*Task to complete*
Print all of the lines exactly. Any picture among them stays out.
## begin
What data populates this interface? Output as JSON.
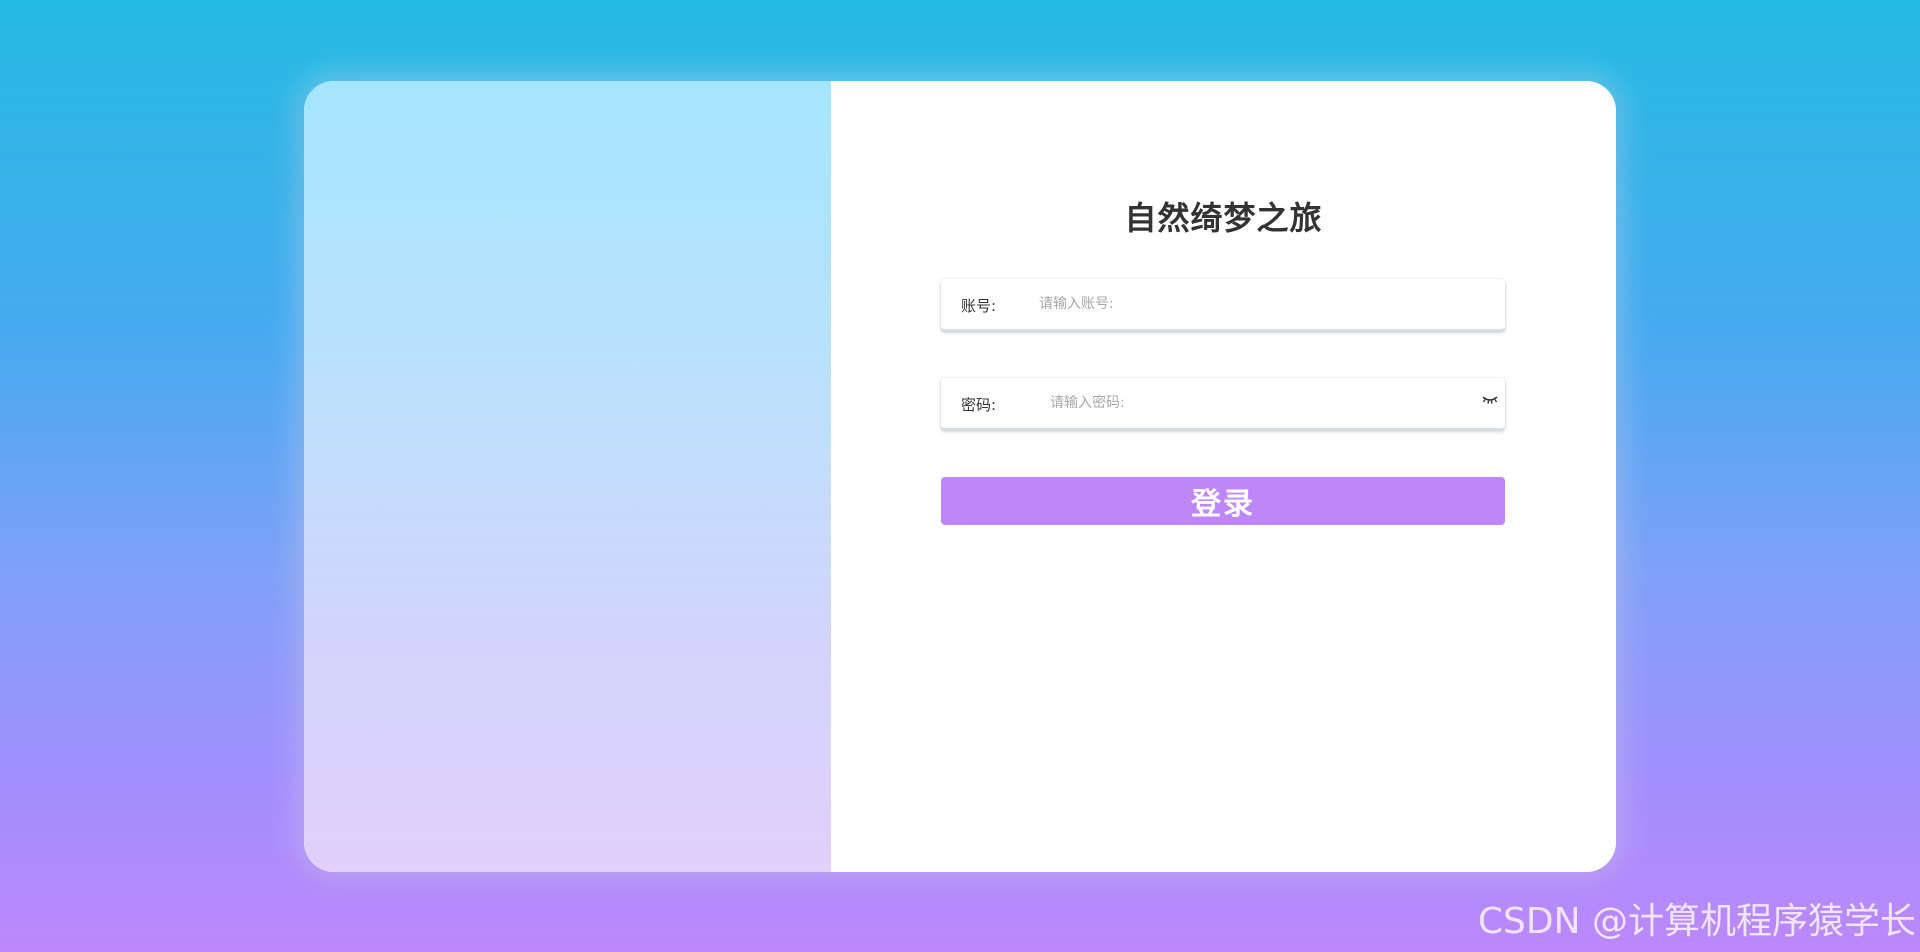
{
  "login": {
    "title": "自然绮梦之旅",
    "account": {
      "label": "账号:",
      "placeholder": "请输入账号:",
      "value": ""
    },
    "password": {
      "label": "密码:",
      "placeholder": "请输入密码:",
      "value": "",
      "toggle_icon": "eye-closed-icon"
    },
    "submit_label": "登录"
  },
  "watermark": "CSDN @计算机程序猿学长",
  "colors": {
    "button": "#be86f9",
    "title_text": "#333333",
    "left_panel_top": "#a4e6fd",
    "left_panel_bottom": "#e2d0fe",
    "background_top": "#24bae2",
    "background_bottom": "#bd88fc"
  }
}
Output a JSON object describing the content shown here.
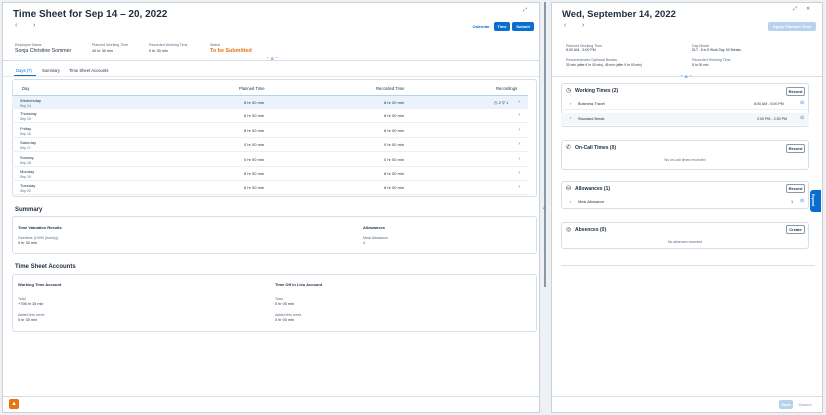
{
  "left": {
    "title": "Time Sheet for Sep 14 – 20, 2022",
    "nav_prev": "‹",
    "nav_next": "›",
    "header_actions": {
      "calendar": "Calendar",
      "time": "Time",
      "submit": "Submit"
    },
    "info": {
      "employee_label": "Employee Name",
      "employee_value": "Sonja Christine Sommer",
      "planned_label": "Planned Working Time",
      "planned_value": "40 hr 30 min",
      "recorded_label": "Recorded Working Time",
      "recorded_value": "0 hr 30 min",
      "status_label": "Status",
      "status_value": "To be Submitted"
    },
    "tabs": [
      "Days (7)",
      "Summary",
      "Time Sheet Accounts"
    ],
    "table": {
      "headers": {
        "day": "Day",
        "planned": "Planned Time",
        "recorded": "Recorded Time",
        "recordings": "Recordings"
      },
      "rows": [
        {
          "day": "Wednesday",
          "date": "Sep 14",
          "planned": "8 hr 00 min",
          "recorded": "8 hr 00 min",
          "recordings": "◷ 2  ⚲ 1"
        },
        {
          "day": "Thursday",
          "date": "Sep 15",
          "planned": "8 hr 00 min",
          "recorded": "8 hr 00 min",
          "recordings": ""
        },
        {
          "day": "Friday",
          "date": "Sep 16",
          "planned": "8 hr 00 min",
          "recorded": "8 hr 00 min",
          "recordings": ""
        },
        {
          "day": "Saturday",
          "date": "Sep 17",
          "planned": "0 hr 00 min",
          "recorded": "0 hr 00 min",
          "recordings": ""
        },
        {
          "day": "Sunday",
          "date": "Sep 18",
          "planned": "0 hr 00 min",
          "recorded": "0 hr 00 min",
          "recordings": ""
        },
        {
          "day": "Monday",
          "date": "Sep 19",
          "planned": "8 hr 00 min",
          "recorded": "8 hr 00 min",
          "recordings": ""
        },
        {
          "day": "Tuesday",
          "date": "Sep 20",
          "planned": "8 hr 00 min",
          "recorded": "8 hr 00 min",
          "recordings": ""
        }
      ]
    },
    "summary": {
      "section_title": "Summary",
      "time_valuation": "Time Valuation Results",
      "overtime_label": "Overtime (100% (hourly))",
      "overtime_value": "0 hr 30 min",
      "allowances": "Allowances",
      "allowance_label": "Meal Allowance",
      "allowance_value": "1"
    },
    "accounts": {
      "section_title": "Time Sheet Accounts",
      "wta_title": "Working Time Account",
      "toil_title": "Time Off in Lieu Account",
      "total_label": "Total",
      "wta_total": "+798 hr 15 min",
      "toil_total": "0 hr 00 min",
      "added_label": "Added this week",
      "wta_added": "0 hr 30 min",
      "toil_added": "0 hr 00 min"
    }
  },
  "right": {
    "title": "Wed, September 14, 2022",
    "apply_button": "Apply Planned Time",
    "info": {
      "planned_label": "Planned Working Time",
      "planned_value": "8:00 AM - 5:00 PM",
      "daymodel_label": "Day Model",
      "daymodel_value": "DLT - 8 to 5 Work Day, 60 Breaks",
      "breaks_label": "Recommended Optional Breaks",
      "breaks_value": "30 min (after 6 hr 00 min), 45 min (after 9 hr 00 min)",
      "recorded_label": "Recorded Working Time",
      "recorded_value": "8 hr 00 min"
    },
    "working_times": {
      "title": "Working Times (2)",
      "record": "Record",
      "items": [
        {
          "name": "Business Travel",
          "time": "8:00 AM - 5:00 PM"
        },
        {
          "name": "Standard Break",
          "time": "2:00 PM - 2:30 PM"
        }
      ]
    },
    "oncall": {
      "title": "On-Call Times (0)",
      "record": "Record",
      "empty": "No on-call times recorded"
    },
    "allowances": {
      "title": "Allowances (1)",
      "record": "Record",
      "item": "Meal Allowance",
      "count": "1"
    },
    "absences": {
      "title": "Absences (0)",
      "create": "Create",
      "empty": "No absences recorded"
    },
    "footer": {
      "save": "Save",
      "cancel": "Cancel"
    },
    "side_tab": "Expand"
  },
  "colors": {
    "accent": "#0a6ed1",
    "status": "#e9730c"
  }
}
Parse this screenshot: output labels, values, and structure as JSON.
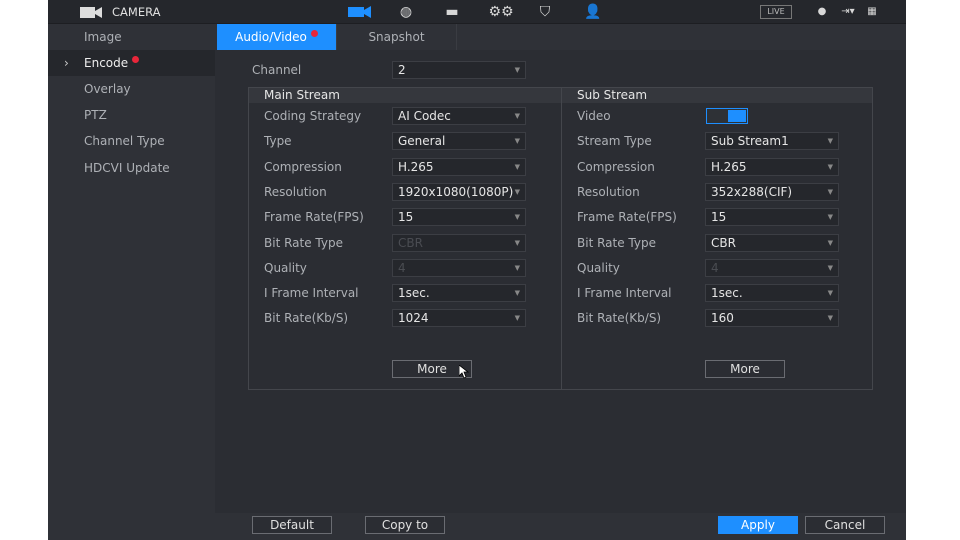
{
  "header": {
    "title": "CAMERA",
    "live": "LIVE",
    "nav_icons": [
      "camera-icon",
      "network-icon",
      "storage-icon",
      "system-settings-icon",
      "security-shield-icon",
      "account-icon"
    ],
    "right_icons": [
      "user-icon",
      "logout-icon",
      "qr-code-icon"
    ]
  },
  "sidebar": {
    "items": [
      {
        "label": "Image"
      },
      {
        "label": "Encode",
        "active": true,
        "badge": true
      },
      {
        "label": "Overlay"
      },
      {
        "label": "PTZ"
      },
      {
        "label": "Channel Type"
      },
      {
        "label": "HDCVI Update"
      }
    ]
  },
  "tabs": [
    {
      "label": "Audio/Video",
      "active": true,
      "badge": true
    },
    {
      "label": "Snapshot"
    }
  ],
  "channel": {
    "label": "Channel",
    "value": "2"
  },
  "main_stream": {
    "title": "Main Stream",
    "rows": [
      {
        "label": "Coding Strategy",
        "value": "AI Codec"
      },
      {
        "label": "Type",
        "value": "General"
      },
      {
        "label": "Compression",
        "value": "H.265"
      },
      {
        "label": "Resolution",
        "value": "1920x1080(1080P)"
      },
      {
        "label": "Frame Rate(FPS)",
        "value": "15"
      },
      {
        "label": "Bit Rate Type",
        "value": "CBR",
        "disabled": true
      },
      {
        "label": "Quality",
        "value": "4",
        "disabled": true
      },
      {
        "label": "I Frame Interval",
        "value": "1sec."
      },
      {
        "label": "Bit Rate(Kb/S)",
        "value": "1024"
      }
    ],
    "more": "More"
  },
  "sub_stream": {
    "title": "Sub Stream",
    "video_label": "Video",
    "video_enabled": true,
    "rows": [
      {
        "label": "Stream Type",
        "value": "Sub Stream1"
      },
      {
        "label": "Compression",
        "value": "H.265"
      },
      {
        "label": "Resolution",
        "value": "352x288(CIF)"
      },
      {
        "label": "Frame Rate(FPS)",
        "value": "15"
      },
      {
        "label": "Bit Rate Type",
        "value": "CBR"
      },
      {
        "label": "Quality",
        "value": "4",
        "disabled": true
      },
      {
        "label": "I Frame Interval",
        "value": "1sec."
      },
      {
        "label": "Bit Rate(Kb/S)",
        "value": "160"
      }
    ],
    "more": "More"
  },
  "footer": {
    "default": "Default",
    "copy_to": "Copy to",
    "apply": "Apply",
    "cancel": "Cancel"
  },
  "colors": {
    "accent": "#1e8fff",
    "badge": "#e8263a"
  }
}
## end
*The answer*
What data populates this interface? Output as JSON.
{
  "login": {
    "title": "自然绮梦之旅",
    "account": {
      "label": "账号:",
      "placeholder": "请输入账号:",
      "value": ""
    },
    "password": {
      "label": "密码:",
      "placeholder": "请输入密码:",
      "value": "",
      "toggle_icon": "eye-closed-icon"
    },
    "submit_label": "登录"
  },
  "watermark": "CSDN @计算机程序猿学长",
  "colors": {
    "button": "#be86f9",
    "title_text": "#333333",
    "left_panel_top": "#a4e6fd",
    "left_panel_bottom": "#e2d0fe",
    "background_top": "#24bae2",
    "background_bottom": "#bd88fc"
  }
}
Output a JSON object describing the content shown here.
{
  "left": {
    "title": "Time Sheet for Sep 14 – 20, 2022",
    "nav_prev": "‹",
    "nav_next": "›",
    "header_actions": {
      "calendar": "Calendar",
      "time": "Time",
      "submit": "Submit"
    },
    "info": {
      "employee_label": "Employee Name",
      "employee_value": "Sonja Christine Sommer",
      "planned_label": "Planned Working Time",
      "planned_value": "40 hr 30 min",
      "recorded_label": "Recorded Working Time",
      "recorded_value": "0 hr 30 min",
      "status_label": "Status",
      "status_value": "To be Submitted"
    },
    "tabs": [
      "Days (7)",
      "Summary",
      "Time Sheet Accounts"
    ],
    "table": {
      "headers": {
        "day": "Day",
        "planned": "Planned Time",
        "recorded": "Recorded Time",
        "recordings": "Recordings"
      },
      "rows": [
        {
          "day": "Wednesday",
          "date": "Sep 14",
          "planned": "8 hr 00 min",
          "recorded": "8 hr 00 min",
          "recordings": "◷ 2  ⚲ 1"
        },
        {
          "day": "Thursday",
          "date": "Sep 15",
          "planned": "8 hr 00 min",
          "recorded": "8 hr 00 min",
          "recordings": ""
        },
        {
          "day": "Friday",
          "date": "Sep 16",
          "planned": "8 hr 00 min",
          "recorded": "8 hr 00 min",
          "recordings": ""
        },
        {
          "day": "Saturday",
          "date": "Sep 17",
          "planned": "0 hr 00 min",
          "recorded": "0 hr 00 min",
          "recordings": ""
        },
        {
          "day": "Sunday",
          "date": "Sep 18",
          "planned": "0 hr 00 min",
          "recorded": "0 hr 00 min",
          "recordings": ""
        },
        {
          "day": "Monday",
          "date": "Sep 19",
          "planned": "8 hr 00 min",
          "recorded": "8 hr 00 min",
          "recordings": ""
        },
        {
          "day": "Tuesday",
          "date": "Sep 20",
          "planned": "8 hr 00 min",
          "recorded": "8 hr 00 min",
          "recordings": ""
        }
      ]
    },
    "summary": {
      "section_title": "Summary",
      "time_valuation": "Time Valuation Results",
      "overtime_label": "Overtime (100% (hourly))",
      "overtime_value": "0 hr 30 min",
      "allowances": "Allowances",
      "allowance_label": "Meal Allowance",
      "allowance_value": "1"
    },
    "accounts": {
      "section_title": "Time Sheet Accounts",
      "wta_title": "Working Time Account",
      "toil_title": "Time Off in Lieu Account",
      "total_label": "Total",
      "wta_total": "+798 hr 15 min",
      "toil_total": "0 hr 00 min",
      "added_label": "Added this week",
      "wta_added": "0 hr 30 min",
      "toil_added": "0 hr 00 min"
    }
  },
  "right": {
    "title": "Wed, September 14, 2022",
    "apply_button": "Apply Planned Time",
    "info": {
      "planned_label": "Planned Working Time",
      "planned_value": "8:00 AM - 5:00 PM",
      "daymodel_label": "Day Model",
      "daymodel_value": "DLT - 8 to 5 Work Day, 60 Breaks",
      "breaks_label": "Recommended Optional Breaks",
      "breaks_value": "30 min (after 6 hr 00 min), 45 min (after 9 hr 00 min)",
      "recorded_label": "Recorded Working Time",
      "recorded_value": "8 hr 00 min"
    },
    "working_times": {
      "title": "Working Times (2)",
      "record": "Record",
      "items": [
        {
          "name": "Business Travel",
          "time": "8:00 AM - 5:00 PM"
        },
        {
          "name": "Standard Break",
          "time": "2:00 PM - 2:30 PM"
        }
      ]
    },
    "oncall": {
      "title": "On-Call Times (0)",
      "record": "Record",
      "empty": "No on-call times recorded"
    },
    "allowances": {
      "title": "Allowances (1)",
      "record": "Record",
      "item": "Meal Allowance",
      "count": "1"
    },
    "absences": {
      "title": "Absences (0)",
      "create": "Create",
      "empty": "No absences recorded"
    },
    "footer": {
      "save": "Save",
      "cancel": "Cancel"
    },
    "side_tab": "Expand"
  },
  "colors": {
    "accent": "#0a6ed1",
    "status": "#e9730c"
  }
}
Parse this screenshot: output labels, values, and structure as JSON.
{
  "header": {
    "title": "CAMERA",
    "live": "LIVE",
    "nav_icons": [
      "camera-icon",
      "network-icon",
      "storage-icon",
      "system-settings-icon",
      "security-shield-icon",
      "account-icon"
    ],
    "right_icons": [
      "user-icon",
      "logout-icon",
      "qr-code-icon"
    ]
  },
  "sidebar": {
    "items": [
      {
        "label": "Image"
      },
      {
        "label": "Encode",
        "active": true,
        "badge": true
      },
      {
        "label": "Overlay"
      },
      {
        "label": "PTZ"
      },
      {
        "label": "Channel Type"
      },
      {
        "label": "HDCVI Update"
      }
    ]
  },
  "tabs": [
    {
      "label": "Audio/Video",
      "active": true,
      "badge": true
    },
    {
      "label": "Snapshot"
    }
  ],
  "channel": {
    "label": "Channel",
    "value": "2"
  },
  "main_stream": {
    "title": "Main Stream",
    "rows": [
      {
        "label": "Coding Strategy",
        "value": "AI Codec"
      },
      {
        "label": "Type",
        "value": "General"
      },
      {
        "label": "Compression",
        "value": "H.265"
      },
      {
        "label": "Resolution",
        "value": "1920x1080(1080P)"
      },
      {
        "label": "Frame Rate(FPS)",
        "value": "15"
      },
      {
        "label": "Bit Rate Type",
        "value": "CBR",
        "disabled": true
      },
      {
        "label": "Quality",
        "value": "4",
        "disabled": true
      },
      {
        "label": "I Frame Interval",
        "value": "1sec."
      },
      {
        "label": "Bit Rate(Kb/S)",
        "value": "1024"
      }
    ],
    "more": "More"
  },
  "sub_stream": {
    "title": "Sub Stream",
    "video_label": "Video",
    "video_enabled": true,
    "rows": [
      {
        "label": "Stream Type",
        "value": "Sub Stream1"
      },
      {
        "label": "Compression",
        "value": "H.265"
      },
      {
        "label": "Resolution",
        "value": "352x288(CIF)"
      },
      {
        "label": "Frame Rate(FPS)",
        "value": "15"
      },
      {
        "label": "Bit Rate Type",
        "value": "CBR"
      },
      {
        "label": "Quality",
        "value": "4",
        "disabled": true
      },
      {
        "label": "I Frame Interval",
        "value": "1sec."
      },
      {
        "label": "Bit Rate(Kb/S)",
        "value": "160"
      }
    ],
    "more": "More"
  },
  "footer": {
    "default": "Default",
    "copy_to": "Copy to",
    "apply": "Apply",
    "cancel": "Cancel"
  },
  "colors": {
    "accent": "#1e8fff",
    "badge": "#e8263a"
  }
}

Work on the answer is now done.